Written problem:
Find how many lines hold the word "walk" and give that number only.

Recorded information:

━━━━

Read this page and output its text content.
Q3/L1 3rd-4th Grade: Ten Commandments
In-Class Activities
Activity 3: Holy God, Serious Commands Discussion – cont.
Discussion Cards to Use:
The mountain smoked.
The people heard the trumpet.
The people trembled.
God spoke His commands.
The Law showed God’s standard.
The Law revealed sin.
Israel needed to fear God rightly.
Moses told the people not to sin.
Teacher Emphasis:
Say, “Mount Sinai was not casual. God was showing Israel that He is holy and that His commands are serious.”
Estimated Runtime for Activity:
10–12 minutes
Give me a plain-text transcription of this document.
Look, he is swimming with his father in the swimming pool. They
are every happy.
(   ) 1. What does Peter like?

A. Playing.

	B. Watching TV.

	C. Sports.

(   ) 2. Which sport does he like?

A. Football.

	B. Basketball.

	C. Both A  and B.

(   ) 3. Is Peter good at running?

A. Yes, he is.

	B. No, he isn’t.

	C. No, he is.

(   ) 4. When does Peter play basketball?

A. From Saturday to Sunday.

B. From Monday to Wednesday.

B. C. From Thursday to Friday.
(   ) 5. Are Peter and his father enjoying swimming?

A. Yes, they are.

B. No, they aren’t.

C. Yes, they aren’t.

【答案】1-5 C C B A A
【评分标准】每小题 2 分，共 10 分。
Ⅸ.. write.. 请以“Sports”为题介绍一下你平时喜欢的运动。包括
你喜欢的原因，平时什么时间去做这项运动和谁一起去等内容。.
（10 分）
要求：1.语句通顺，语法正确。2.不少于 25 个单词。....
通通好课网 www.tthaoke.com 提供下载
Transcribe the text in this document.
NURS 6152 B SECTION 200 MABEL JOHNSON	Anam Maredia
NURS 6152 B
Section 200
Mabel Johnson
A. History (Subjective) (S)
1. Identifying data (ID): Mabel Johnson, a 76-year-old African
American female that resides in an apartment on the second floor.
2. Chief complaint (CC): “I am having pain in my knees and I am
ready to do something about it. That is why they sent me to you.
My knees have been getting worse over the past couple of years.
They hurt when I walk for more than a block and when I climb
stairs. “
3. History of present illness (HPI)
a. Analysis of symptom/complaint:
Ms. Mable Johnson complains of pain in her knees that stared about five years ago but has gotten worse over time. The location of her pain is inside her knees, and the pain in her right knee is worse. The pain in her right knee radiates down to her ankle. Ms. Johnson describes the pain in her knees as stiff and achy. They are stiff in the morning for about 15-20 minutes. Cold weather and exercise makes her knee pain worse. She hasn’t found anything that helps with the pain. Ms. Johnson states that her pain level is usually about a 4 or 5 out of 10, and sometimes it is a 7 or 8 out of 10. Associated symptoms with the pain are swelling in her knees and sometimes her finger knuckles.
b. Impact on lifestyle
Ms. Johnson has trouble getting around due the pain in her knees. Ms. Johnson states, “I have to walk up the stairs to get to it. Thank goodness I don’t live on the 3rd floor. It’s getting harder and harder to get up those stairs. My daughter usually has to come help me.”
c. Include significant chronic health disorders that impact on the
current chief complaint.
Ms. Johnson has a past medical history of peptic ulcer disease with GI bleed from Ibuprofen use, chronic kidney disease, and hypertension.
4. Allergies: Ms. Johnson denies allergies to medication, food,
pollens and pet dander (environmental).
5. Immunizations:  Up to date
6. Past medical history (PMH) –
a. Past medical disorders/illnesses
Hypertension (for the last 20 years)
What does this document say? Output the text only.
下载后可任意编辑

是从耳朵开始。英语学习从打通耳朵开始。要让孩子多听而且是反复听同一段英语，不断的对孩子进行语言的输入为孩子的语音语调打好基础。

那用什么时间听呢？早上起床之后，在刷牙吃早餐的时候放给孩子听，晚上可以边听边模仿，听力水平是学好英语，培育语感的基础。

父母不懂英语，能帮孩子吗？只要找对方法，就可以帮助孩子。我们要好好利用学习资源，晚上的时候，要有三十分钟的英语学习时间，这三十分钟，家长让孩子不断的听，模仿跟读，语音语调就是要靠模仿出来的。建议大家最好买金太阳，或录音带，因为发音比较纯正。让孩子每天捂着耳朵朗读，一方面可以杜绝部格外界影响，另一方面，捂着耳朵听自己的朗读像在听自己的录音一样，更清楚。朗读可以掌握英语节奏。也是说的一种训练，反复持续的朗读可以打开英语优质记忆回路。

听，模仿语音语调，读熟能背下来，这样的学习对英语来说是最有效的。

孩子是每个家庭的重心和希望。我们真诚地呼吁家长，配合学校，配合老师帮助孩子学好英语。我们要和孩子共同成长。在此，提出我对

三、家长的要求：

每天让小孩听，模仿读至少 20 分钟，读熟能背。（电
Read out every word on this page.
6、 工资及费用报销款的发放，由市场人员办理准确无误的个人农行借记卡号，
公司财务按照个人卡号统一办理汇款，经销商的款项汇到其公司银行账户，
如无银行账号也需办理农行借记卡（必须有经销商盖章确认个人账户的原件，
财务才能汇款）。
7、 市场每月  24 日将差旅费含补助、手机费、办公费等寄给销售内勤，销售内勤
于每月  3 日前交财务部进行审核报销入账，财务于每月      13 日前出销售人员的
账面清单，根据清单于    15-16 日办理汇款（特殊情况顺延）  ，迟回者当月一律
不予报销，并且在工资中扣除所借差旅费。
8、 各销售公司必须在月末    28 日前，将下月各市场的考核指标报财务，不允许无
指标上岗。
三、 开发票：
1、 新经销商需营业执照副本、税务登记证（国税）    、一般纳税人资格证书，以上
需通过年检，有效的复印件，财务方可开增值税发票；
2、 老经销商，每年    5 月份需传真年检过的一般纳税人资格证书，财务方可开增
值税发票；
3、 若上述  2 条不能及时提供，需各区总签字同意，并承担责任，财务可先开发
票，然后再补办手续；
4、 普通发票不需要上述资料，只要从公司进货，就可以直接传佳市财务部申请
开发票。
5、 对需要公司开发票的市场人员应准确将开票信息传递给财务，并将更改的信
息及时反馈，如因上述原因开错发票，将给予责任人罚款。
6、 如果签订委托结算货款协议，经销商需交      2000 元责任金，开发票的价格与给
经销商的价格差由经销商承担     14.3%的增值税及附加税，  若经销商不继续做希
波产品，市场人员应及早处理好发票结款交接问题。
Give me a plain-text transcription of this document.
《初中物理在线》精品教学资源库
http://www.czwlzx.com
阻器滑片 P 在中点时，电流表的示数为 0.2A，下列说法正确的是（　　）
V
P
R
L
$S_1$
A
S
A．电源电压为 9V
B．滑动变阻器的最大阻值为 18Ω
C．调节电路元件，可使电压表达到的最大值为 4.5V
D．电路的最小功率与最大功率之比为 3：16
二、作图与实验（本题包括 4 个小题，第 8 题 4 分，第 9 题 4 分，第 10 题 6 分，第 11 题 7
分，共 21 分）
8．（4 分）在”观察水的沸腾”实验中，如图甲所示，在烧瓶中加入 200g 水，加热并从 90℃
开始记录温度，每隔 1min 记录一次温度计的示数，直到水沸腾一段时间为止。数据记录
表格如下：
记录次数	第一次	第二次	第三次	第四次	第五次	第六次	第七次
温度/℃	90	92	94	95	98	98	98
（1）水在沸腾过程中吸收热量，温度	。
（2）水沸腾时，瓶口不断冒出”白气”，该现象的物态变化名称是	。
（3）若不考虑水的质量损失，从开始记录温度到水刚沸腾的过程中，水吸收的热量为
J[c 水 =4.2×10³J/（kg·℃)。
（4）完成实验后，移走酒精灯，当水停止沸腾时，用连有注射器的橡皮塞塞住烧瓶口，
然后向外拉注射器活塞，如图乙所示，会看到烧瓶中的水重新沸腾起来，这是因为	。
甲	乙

━━━━

Problem solution:
2